### Records supplied
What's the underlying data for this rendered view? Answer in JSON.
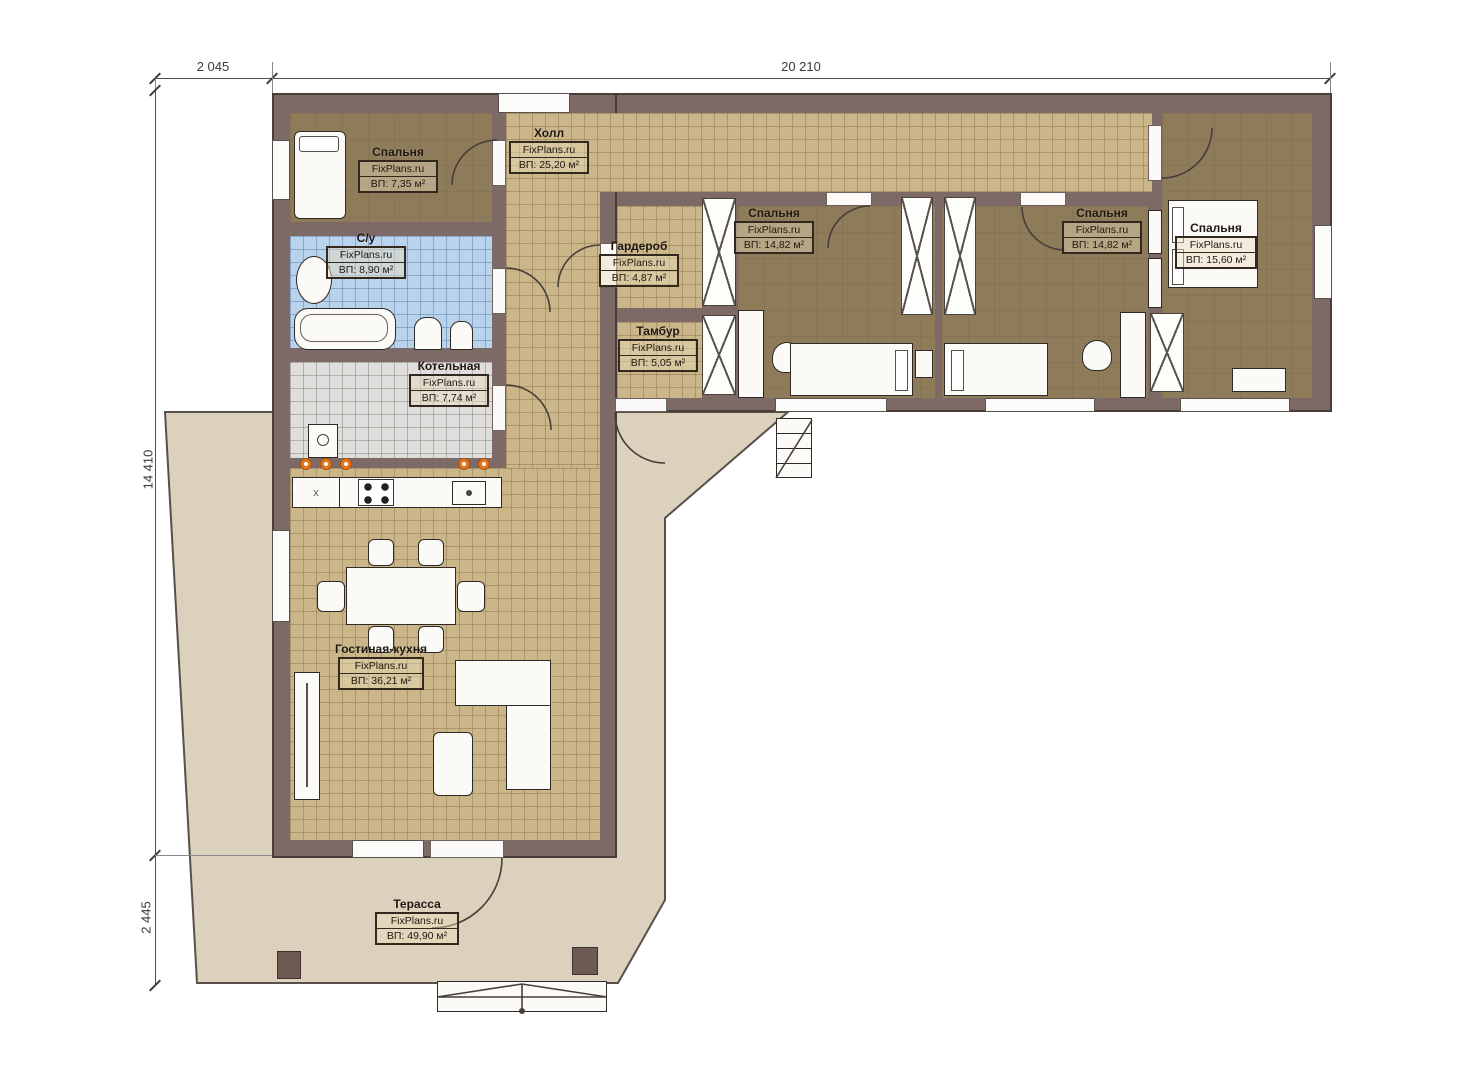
{
  "title": "План одноэтажного дома (FixPlans.ru)",
  "brand": "FixPlans.ru",
  "dimensions": {
    "top_left": "2 045",
    "top_right": "20 210",
    "left_upper": "14 410",
    "left_lower": "2 445"
  },
  "rooms": [
    {
      "id": "bedroom-top-left",
      "name": "Спальня",
      "brand": "FixPlans.ru",
      "area": "ВП: 7,35 м²"
    },
    {
      "id": "hall",
      "name": "Холл",
      "brand": "FixPlans.ru",
      "area": "ВП: 25,20 м²"
    },
    {
      "id": "bathroom",
      "name": "С/у",
      "brand": "FixPlans.ru",
      "area": "ВП: 8,90 м²"
    },
    {
      "id": "wardrobe",
      "name": "Гардероб",
      "brand": "FixPlans.ru",
      "area": "ВП: 4,87 м²"
    },
    {
      "id": "vestibule",
      "name": "Тамбур",
      "brand": "FixPlans.ru",
      "area": "ВП: 5,05 м²"
    },
    {
      "id": "boiler-room",
      "name": "Котельная",
      "brand": "FixPlans.ru",
      "area": "ВП: 7,74 м²"
    },
    {
      "id": "bedroom-middle",
      "name": "Спальня",
      "brand": "FixPlans.ru",
      "area": "ВП: 14,82 м²"
    },
    {
      "id": "bedroom-right",
      "name": "Спальня",
      "brand": "FixPlans.ru",
      "area": "ВП: 14,82 м²"
    },
    {
      "id": "bedroom-far-right",
      "name": "Спальня",
      "brand": "FixPlans.ru",
      "area": "ВП: 15,60 м²"
    },
    {
      "id": "living-kitchen",
      "name": "Гостиная-кухня",
      "brand": "FixPlans.ru",
      "area": "ВП: 36,21 м²"
    },
    {
      "id": "terrace",
      "name": "Терасса",
      "brand": "FixPlans.ru",
      "area": "ВП: 49,90 м²"
    }
  ],
  "kitchen": {
    "cabinet_mark": "x"
  },
  "colors": {
    "wall": "#7d6965",
    "wall_outline": "#473d39",
    "floor_bedroom": "#8e7b5a",
    "floor_tile_tan": "#cbb689",
    "floor_tile_blue": "#b9d3ed",
    "floor_tile_gray": "#e0dedc",
    "terrace": "#dcd1bc",
    "accent_orange": "#e4761f",
    "furniture": "#fbfaf7"
  }
}
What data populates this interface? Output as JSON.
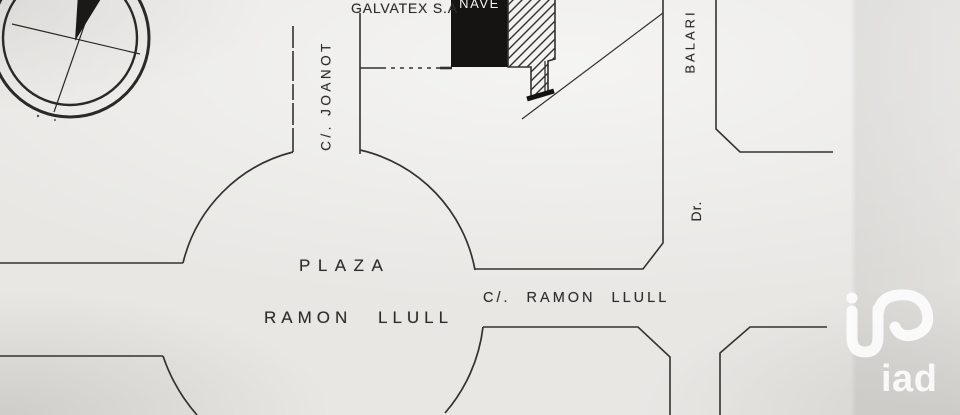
{
  "page": {
    "type": "site-location-plan-photo",
    "paper_color": "#e8e7e4",
    "ink_color": "#34322f"
  },
  "map": {
    "labels": {
      "galvatex": "GALVATEX S.A",
      "nave": "NAVE",
      "joanot": "C/. JOANOT",
      "balari": "BALARI",
      "dr": "Dr.",
      "plaza_line1": "PLAZA",
      "plaza_line2": "RAMON LLULL",
      "ramon_llull_street": "C/. RAMON LLULL"
    },
    "features": {
      "compass": "compass-rose",
      "building": "nave-building-solid-black",
      "hatched_area": "hatched-lot",
      "roundabout": "plaza-ramon-llull-circle"
    },
    "colors": {
      "building_fill": "#151412",
      "nave_text": "#f4f3f0",
      "label_ink": "#2f2d2b"
    }
  },
  "watermark": {
    "brand": "iad",
    "color": "#ffffff"
  }
}
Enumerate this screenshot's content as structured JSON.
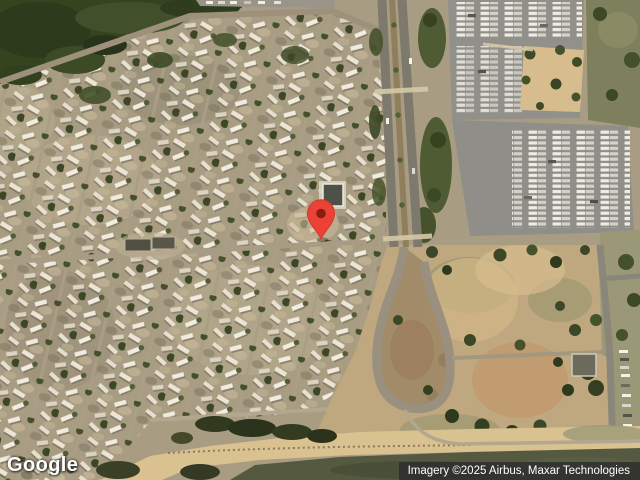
{
  "map": {
    "view": "satellite",
    "logo_text": "Google",
    "attribution_text": "Imagery ©2025 Airbus, Maxar Technologies",
    "marker": {
      "x": 321,
      "y": 239,
      "pin_color": "#EA4335",
      "dot_color": "#8E1B10",
      "outline_color": "#D6372A"
    },
    "colors": {
      "ground": "#a89d83",
      "forest_green": "#36431f",
      "road_gray": "#7e796d",
      "street_tan": "#a79c85",
      "parking_gray": "#92908a",
      "plaza_tan": "#d7bd8e",
      "park_tan": "#bfa87f",
      "sand": "#d9c190",
      "water_dark": "#545940"
    }
  }
}
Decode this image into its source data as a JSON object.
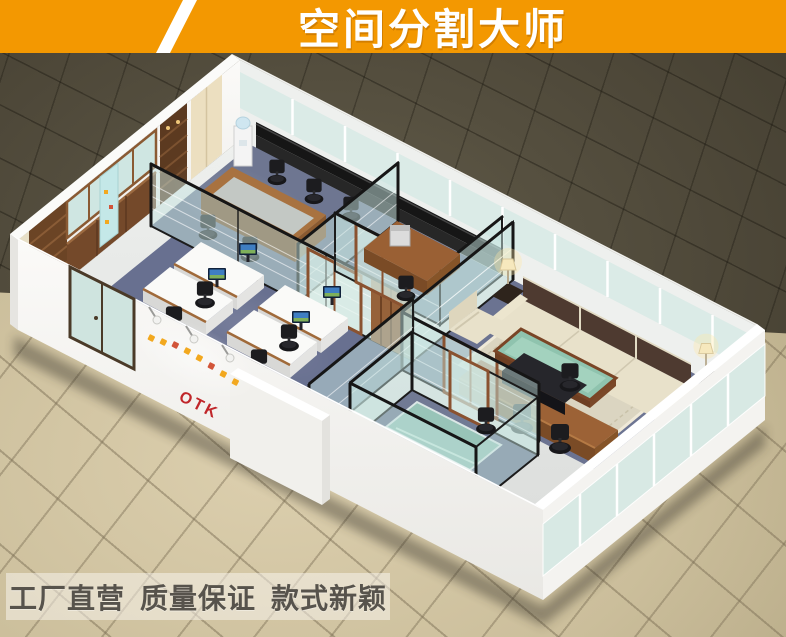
{
  "banner": {
    "title": "空间分割大师"
  },
  "logo_wall": {
    "brand": "OTK"
  },
  "footer": {
    "slogans": [
      "工厂直营",
      "质量保证",
      "款式新颖"
    ]
  },
  "colors": {
    "banner_orange": "#f39801",
    "slogan_text": "#57534c",
    "brand_red": "#c0262a",
    "logo_accent_orange": "#f2a81f",
    "glass_tint": "#cfe6e2",
    "partition_frame_black": "#1c1c1c",
    "door_frame_wood": "#8a5230",
    "carpet_blue_gray": "#687090",
    "furniture_wood": "#9a6034",
    "sofa_cream": "#e8e1ca",
    "sofa_cushion_brown": "#4e3a30",
    "coffee_table_glass_green": "#8fc3ae",
    "exterior_tile_beige": "#cfc3a2",
    "background_olive": "#4d4839"
  }
}
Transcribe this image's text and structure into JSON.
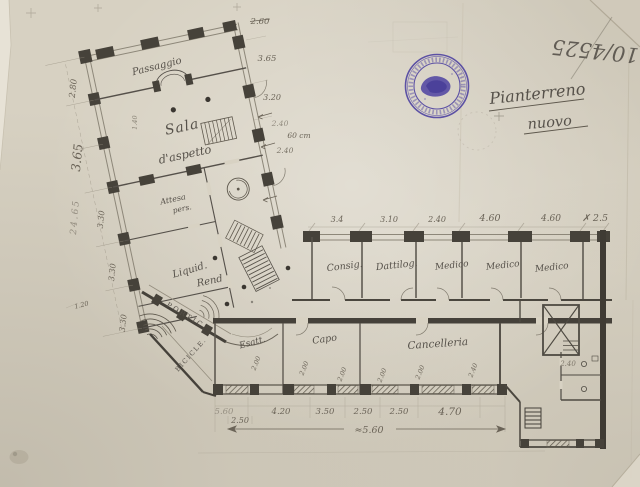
{
  "sheet": {
    "registry_number": "10/4525",
    "title": "Pianterreno",
    "subtitle": "nuovo",
    "stamp": {
      "ink": "#4b3fa0",
      "note": "circular violet ink stamp, legend illegible"
    }
  },
  "left_wing": {
    "rooms": {
      "passaggio": "Passaggio",
      "sala_1": "Sala",
      "sala_2": "d'aspetto",
      "attesa_1": "Attesa",
      "attesa_2": "pers.",
      "liquid_1": "Liquid.",
      "liquid_2": "Rend"
    },
    "dims_left": [
      "2.80",
      "3.65",
      "3.30",
      "3.30",
      "3.30"
    ],
    "dim_overall": "24.65",
    "dim_inner": "1.40",
    "dim_small": "1.20",
    "dims_right": [
      "2.60",
      "3.65",
      "3.20",
      "2.40",
      "60 cm",
      "2.40"
    ]
  },
  "portico": {
    "label": "PORTIC.",
    "bicycles": "BICICLE."
  },
  "right_wing": {
    "dims_top": [
      "3.4",
      "3.10",
      "2.40",
      "4.60",
      "4.60",
      "✗ 2.5"
    ],
    "rooms_top": [
      "Consig.",
      "Dattilog.",
      "Medico",
      "Medico",
      "Medico"
    ],
    "rooms_bottom": [
      "Esatt.",
      "Capo",
      "Cancelleria"
    ],
    "dims_windows": [
      "2.00",
      "2.00",
      "2.00",
      "2.00",
      "2.00",
      "2.40"
    ],
    "dims_bottom": [
      "5.60",
      "4.20",
      "3.50",
      "2.50",
      "2.50",
      "4.70"
    ],
    "dim_sub": "2.50",
    "dim_span": "≈5.60",
    "dim_right": "2.40"
  }
}
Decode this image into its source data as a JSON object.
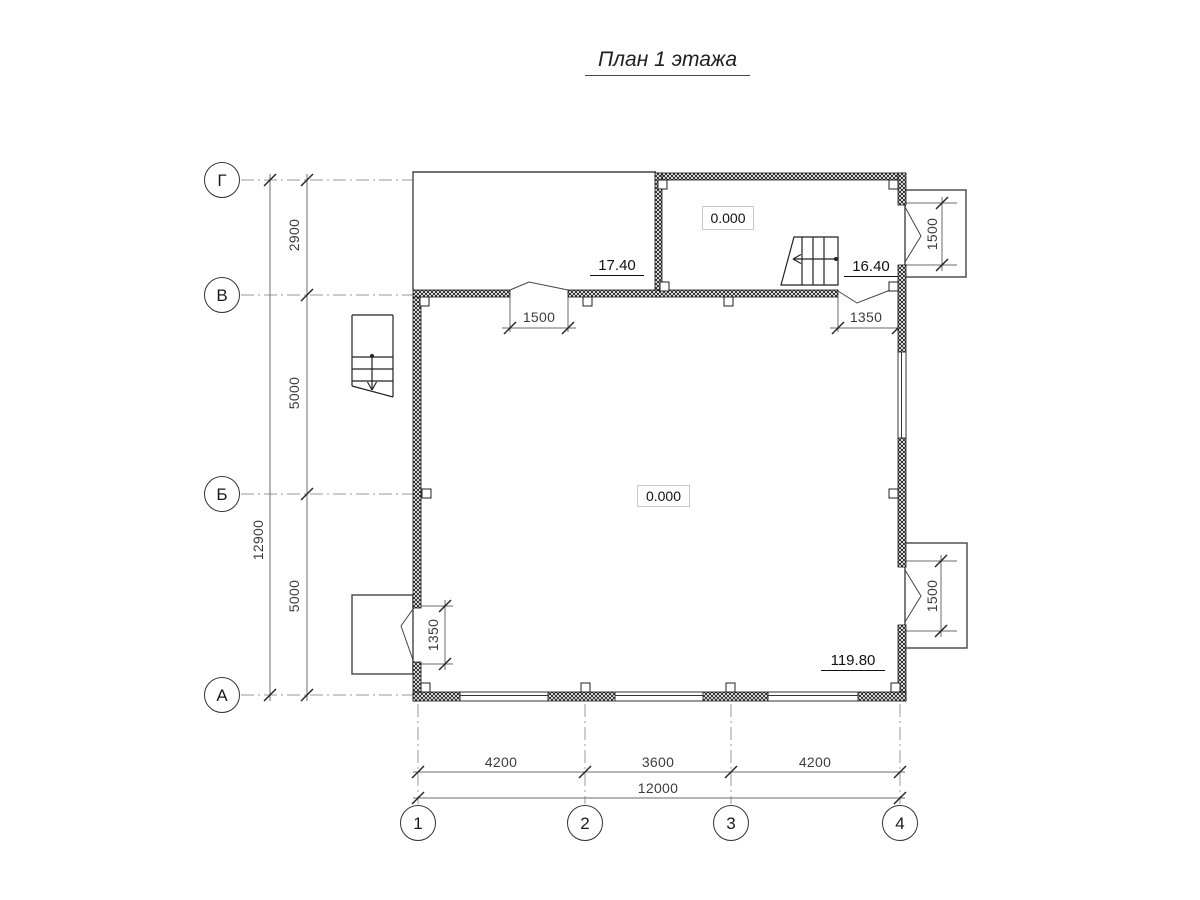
{
  "title": "План 1 этажа",
  "colors": {
    "line": "#111111",
    "thin_line": "#444444",
    "dimension": "#3c3c3c",
    "grid": "#999999"
  },
  "axes": {
    "rows": [
      {
        "label": "Г"
      },
      {
        "label": "В"
      },
      {
        "label": "Б"
      },
      {
        "label": "А"
      }
    ],
    "cols": [
      {
        "label": "1"
      },
      {
        "label": "2"
      },
      {
        "label": "3"
      },
      {
        "label": "4"
      }
    ]
  },
  "dimensions": {
    "left_segments": [
      "2900",
      "5000",
      "5000"
    ],
    "left_total": "12900",
    "bottom_segments": [
      "4200",
      "3600",
      "4200"
    ],
    "bottom_total": "12000",
    "door_b_left": "1500",
    "door_b_right": "1350",
    "door_left_wall": "1350",
    "porch_top_right": "1500",
    "porch_bottom_right": "1500"
  },
  "levels": {
    "room_top_right": "0.000",
    "room_main": "0.000"
  },
  "areas": {
    "top_left": "17.40",
    "top_right": "16.40",
    "main": "119.80"
  }
}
######
Instructions to follow:
From the listing above, find the number of lines with the word "JSON" in them. Answer with the number only.

Result of the exercise:
6